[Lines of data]
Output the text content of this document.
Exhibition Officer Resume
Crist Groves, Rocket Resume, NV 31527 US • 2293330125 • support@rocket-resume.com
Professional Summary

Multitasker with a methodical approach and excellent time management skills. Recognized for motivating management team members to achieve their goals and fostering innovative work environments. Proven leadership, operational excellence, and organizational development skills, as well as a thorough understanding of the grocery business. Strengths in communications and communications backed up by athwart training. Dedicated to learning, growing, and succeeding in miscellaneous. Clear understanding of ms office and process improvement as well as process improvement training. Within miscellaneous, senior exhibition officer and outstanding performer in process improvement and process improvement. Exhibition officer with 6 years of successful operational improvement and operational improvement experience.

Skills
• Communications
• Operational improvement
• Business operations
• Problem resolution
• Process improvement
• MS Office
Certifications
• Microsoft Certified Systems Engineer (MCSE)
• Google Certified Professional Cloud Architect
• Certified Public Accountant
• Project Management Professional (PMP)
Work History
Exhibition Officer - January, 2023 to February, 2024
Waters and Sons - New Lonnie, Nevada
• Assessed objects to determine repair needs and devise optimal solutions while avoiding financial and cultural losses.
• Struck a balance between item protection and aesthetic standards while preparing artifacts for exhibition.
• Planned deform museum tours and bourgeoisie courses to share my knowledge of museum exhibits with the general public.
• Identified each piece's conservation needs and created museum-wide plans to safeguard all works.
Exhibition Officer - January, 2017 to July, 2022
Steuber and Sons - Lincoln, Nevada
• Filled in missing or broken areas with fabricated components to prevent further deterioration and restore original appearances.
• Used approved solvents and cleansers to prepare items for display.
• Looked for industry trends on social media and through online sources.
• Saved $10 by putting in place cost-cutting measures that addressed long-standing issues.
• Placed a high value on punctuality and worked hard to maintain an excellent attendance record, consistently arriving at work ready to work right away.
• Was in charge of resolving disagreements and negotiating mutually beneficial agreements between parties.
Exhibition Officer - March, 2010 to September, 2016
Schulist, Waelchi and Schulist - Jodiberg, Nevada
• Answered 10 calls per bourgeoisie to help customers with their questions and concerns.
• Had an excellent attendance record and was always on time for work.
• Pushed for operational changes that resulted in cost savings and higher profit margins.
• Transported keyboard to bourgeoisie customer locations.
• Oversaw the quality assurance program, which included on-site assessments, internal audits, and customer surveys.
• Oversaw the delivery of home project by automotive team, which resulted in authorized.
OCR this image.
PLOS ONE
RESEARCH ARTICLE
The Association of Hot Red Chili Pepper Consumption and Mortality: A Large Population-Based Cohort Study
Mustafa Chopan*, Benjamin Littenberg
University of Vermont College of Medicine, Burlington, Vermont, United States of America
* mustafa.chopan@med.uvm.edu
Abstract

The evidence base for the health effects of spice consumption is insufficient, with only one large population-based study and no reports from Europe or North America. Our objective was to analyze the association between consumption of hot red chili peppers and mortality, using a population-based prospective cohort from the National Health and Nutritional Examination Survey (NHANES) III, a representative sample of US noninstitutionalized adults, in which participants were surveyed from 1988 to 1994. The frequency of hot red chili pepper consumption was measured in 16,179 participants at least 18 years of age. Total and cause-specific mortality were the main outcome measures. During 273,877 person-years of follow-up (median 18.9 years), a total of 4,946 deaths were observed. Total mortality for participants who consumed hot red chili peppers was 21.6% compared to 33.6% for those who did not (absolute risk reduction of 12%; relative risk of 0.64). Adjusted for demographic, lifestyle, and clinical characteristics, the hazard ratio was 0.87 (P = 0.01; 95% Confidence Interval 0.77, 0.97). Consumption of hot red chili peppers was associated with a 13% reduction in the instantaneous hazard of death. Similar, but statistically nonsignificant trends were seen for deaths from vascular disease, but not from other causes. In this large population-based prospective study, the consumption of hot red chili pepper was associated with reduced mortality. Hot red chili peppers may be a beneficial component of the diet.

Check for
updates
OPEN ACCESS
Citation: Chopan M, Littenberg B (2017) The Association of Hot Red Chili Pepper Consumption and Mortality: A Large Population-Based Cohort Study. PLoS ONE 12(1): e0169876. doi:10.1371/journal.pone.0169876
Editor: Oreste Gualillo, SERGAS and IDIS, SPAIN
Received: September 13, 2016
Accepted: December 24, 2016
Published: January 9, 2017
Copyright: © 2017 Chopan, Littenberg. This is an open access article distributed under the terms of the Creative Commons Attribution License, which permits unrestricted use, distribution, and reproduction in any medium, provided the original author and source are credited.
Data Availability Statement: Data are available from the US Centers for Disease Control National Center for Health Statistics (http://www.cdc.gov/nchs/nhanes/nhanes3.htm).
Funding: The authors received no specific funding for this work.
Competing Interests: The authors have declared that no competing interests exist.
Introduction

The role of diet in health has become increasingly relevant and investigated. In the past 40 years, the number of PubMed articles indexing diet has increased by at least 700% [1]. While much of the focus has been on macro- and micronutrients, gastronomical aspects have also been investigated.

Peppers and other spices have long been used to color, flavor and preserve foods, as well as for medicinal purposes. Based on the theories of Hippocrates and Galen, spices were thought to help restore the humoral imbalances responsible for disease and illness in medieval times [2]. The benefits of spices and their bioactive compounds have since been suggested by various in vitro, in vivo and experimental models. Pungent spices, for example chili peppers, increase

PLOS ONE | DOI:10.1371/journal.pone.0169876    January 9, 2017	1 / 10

WHAT THE EXERCISE ASKS:
Go through the material above line by line and copy it exactly.

SOLUTION FOR THIS TASK:
Output the text content of this document.
Exhibition Officer Resume
Crist Groves, Rocket Resume, NV 31527 US • 2293330125 • support@rocket-resume.com
Professional Summary

Multitasker with a methodical approach and excellent time management skills. Recognized for motivating management team members to achieve their goals and fostering innovative work environments. Proven leadership, operational excellence, and organizational development skills, as well as a thorough understanding of the grocery business. Strengths in communications and communications backed up by athwart training. Dedicated to learning, growing, and succeeding in miscellaneous. Clear understanding of ms office and process improvement as well as process improvement training. Within miscellaneous, senior exhibition officer and outstanding performer in process improvement and process improvement. Exhibition officer with 6 years of successful operational improvement and operational improvement experience.

Skills
• Communications
• Operational improvement
• Business operations
• Problem resolution
• Process improvement
• MS Office
Certifications
• Microsoft Certified Systems Engineer (MCSE)
• Google Certified Professional Cloud Architect
• Certified Public Accountant
• Project Management Professional (PMP)
Work History
Exhibition Officer - January, 2023 to February, 2024
Waters and Sons - New Lonnie, Nevada
• Assessed objects to determine repair needs and devise optimal solutions while avoiding financial and cultural losses.
• Struck a balance between item protection and aesthetic standards while preparing artifacts for exhibition.
• Planned deform museum tours and bourgeoisie courses to share my knowledge of museum exhibits with the general public.
• Identified each piece's conservation needs and created museum-wide plans to safeguard all works.
Exhibition Officer - January, 2017 to July, 2022
Steuber and Sons - Lincoln, Nevada
• Filled in missing or broken areas with fabricated components to prevent further deterioration and restore original appearances.
• Used approved solvents and cleansers to prepare items for display.
• Looked for industry trends on social media and through online sources.
• Saved $10 by putting in place cost-cutting measures that addressed long-standing issues.
• Placed a high value on punctuality and worked hard to maintain an excellent attendance record, consistently arriving at work ready to work right away.
• Was in charge of resolving disagreements and negotiating mutually beneficial agreements between parties.
Exhibition Officer - March, 2010 to September, 2016
Schulist, Waelchi and Schulist - Jodiberg, Nevada
• Answered 10 calls per bourgeoisie to help customers with their questions and concerns.
• Had an excellent attendance record and was always on time for work.
• Pushed for operational changes that resulted in cost savings and higher profit margins.
• Transported keyboard to bourgeoisie customer locations.
• Oversaw the quality assurance program, which included on-site assessments, internal audits, and customer surveys.
• Oversaw the delivery of home project by automotive team, which resulted in authorized.
OCR this image.
PLOS ONE
RESEARCH ARTICLE
The Association of Hot Red Chili Pepper Consumption and Mortality: A Large Population-Based Cohort Study
Mustafa Chopan*, Benjamin Littenberg
University of Vermont College of Medicine, Burlington, Vermont, United States of America
* mustafa.chopan@med.uvm.edu
Abstract

The evidence base for the health effects of spice consumption is insufficient, with only one large population-based study and no reports from Europe or North America. Our objective was to analyze the association between consumption of hot red chili peppers and mortality, using a population-based prospective cohort from the National Health and Nutritional Examination Survey (NHANES) III, a representative sample of US noninstitutionalized adults, in which participants were surveyed from 1988 to 1994. The frequency of hot red chili pepper consumption was measured in 16,179 participants at least 18 years of age. Total and cause-specific mortality were the main outcome measures. During 273,877 person-years of follow-up (median 18.9 years), a total of 4,946 deaths were observed. Total mortality for participants who consumed hot red chili peppers was 21.6% compared to 33.6% for those who did not (absolute risk reduction of 12%; relative risk of 0.64). Adjusted for demographic, lifestyle, and clinical characteristics, the hazard ratio was 0.87 (P = 0.01; 95% Confidence Interval 0.77, 0.97). Consumption of hot red chili peppers was associated with a 13% reduction in the instantaneous hazard of death. Similar, but statistically nonsignificant trends were seen for deaths from vascular disease, but not from other causes. In this large population-based prospective study, the consumption of hot red chili pepper was associated with reduced mortality. Hot red chili peppers may be a beneficial component of the diet.

Check for
updates
OPEN ACCESS
Citation: Chopan M, Littenberg B (2017) The Association of Hot Red Chili Pepper Consumption and Mortality: A Large Population-Based Cohort Study. PLoS ONE 12(1): e0169876. doi:10.1371/journal.pone.0169876
Editor: Oreste Gualillo, SERGAS and IDIS, SPAIN
Received: September 13, 2016
Accepted: December 24, 2016
Published: January 9, 2017
Copyright: © 2017 Chopan, Littenberg. This is an open access article distributed under the terms of the Creative Commons Attribution License, which permits unrestricted use, distribution, and reproduction in any medium, provided the original author and source are credited.
Data Availability Statement: Data are available from the US Centers for Disease Control National Center for Health Statistics (http://www.cdc.gov/nchs/nhanes/nhanes3.htm).
Funding: The authors received no specific funding for this work.
Competing Interests: The authors have declared that no competing interests exist.
Introduction

The role of diet in health has become increasingly relevant and investigated. In the past 40 years, the number of PubMed articles indexing diet has increased by at least 700% [1]. While much of the focus has been on macro- and micronutrients, gastronomical aspects have also been investigated.

Peppers and other spices have long been used to color, flavor and preserve foods, as well as for medicinal purposes. Based on the theories of Hippocrates and Galen, spices were thought to help restore the humoral imbalances responsible for disease and illness in medieval times [2]. The benefits of spices and their bioactive compounds have since been suggested by various in vitro, in vivo and experimental models. Pungent spices, for example chili peppers, increase

PLOS ONE | DOI:10.1371/journal.pone.0169876    January 9, 2017	1 / 10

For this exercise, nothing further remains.